(SELECTION)
════════

Inline Hockey, also known as Roller Hockey or Inline Roller Hockey is typically played at room temperature. Several surface materials are used, including plastic tiles (sometimes known as sport-court flooring), wood, and sealed concrete; in general, surfaces try to balance the ability of wheels to grip against the ability of the puck to slide freely. None of these surfaces, however, are as smooth as ice; as a result, the puck is made of a much lighter plastic material, and rests on small plastic nubs to reduce friction with the rink surface.
The game is played between two teams with five players (Four Skaters and a Goalie) on the floor. A team usually consists of three lines of two forwards, three pairs of defencemen, and two goalies, each of whom is on inline skates.
Under FIRS rules, each team may carry a maximum of 14 players and two goaltenders on their roster.
The objective of the game is to score goals by shooting a hard plastic disc, the puck, into the opponent's goal net. Players may also redirect the puck with any part of their bodies, subject to certain restrictions. Players may not hold the puck in their hand and are prohibited from using their hands to pass the puck to their teammates, unless they are in the defensive zone. Players are also prohibited from kicking the puck into the opponent's goal, though unintentional redirections off the skate are permitted. Players may not intentionally bat the puck into the net with their hands.
Player substitutions are permitted at any time during the course of the game, although during a stoppage of play the home team is permitted the final change. When players are substituted during play, it is called changing on the fly.
Since inline Hockey is a contact sport, although body checks are usually not allowed, injuries can still be a common occurrence. Protective equipment is highly recommended and is enforced in all competitive situations. Most leagues punish fighting harshly, and body checking is usually a penalty. Leagues generally require players to wear full face masks, but otherwise, players tend to wear lighter clothes and less protective padding.
There are other rules differences as well. Each team fields only four skaters (plus a goaltender), rather than ice hockey's five. Many leagues do not stop play for icing. Offsides rules are generally looser as well; a few leagues call offsides only on the center line, while most omit the rule entirely.
All of this adds up to a game focused more on skill and speed and less on strength and intimidation. Skaters have more room to maneuver and fewer obstacles to slow them down. Games are typically faster-paced and higher-scoring, while still retaining many of the same skills and strategies as ice hockey.
There are two lines of sanctioning bodies for inline hockey : The International Ice Hockey Federation organizes IIHF Inline Hockey World Championships but the sport is recognized as being governed by the International Roller Sports Federation which organizes FIRS Inline Hockey World Championships.
One of the most fundamental differences between the IIHF and FIRS-sanctioned versions of inline hockey lies within the dimensions of the net. The IIHF simply retains the use of ice hockey nets. However the FIRS rulebook substitutes the traditional ice hockey cage for a lower and narrower model patterned after the one used in rink hockey, the FIRS' flagship sport, however most FIRS leagues in the United States and Canada opt for the more popular and common ice hockey nets.

════════

(EXERCISE INPUT)
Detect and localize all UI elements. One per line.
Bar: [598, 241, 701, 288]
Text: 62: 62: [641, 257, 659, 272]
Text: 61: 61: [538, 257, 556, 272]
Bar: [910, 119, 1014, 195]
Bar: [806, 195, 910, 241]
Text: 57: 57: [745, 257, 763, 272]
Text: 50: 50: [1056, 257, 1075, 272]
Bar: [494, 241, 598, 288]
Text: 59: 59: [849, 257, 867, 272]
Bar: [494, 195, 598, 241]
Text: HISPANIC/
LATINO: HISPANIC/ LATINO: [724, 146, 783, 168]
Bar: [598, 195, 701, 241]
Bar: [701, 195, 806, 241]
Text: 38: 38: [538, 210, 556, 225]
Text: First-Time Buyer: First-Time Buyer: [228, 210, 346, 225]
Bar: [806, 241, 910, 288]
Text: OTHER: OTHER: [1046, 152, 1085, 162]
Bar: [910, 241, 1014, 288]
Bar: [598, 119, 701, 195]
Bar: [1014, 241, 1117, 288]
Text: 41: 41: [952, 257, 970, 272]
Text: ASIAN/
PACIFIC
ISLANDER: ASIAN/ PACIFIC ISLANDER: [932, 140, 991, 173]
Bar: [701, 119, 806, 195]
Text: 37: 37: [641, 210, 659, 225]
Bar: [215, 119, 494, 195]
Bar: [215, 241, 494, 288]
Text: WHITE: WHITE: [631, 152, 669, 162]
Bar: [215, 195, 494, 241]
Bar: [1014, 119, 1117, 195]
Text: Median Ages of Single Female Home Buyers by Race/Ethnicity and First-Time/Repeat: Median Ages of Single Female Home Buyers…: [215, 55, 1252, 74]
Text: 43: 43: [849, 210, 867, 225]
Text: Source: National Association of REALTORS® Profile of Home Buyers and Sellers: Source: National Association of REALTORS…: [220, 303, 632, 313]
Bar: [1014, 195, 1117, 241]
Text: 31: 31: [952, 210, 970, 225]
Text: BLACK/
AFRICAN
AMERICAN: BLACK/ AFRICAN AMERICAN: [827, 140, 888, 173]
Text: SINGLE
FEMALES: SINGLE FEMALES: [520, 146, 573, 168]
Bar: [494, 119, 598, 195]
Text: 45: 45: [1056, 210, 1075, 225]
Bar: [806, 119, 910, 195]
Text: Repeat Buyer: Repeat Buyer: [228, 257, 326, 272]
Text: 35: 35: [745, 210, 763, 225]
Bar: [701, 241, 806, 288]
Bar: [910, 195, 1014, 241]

════════

(BRIEF 1) Name the surface materials that the inline hockey text says rinks are made of.
(BRIEF 2) Return the lines of the entries from their start through the line containing "Bar: [598, 195, 701, 241]", copied verbatim.

(FULL OUTPUT 1) plastic tiles (sometimes known as sport-court flooring), wood, sealed concrete

(FULL OUTPUT 2)
Detect and localize all UI elements. One per line.
Bar: [598, 241, 701, 288]
Text: 62: 62: [641, 257, 659, 272]
Text: 61: 61: [538, 257, 556, 272]
Bar: [910, 119, 1014, 195]
Bar: [806, 195, 910, 241]
Text: 57: 57: [745, 257, 763, 272]
Text: 50: 50: [1056, 257, 1075, 272]
Bar: [494, 241, 598, 288]
Text: 59: 59: [849, 257, 867, 272]
Bar: [494, 195, 598, 241]
Text: HISPANIC/
LATINO: HISPANIC/ LATINO: [724, 146, 783, 168]
Bar: [598, 195, 701, 241]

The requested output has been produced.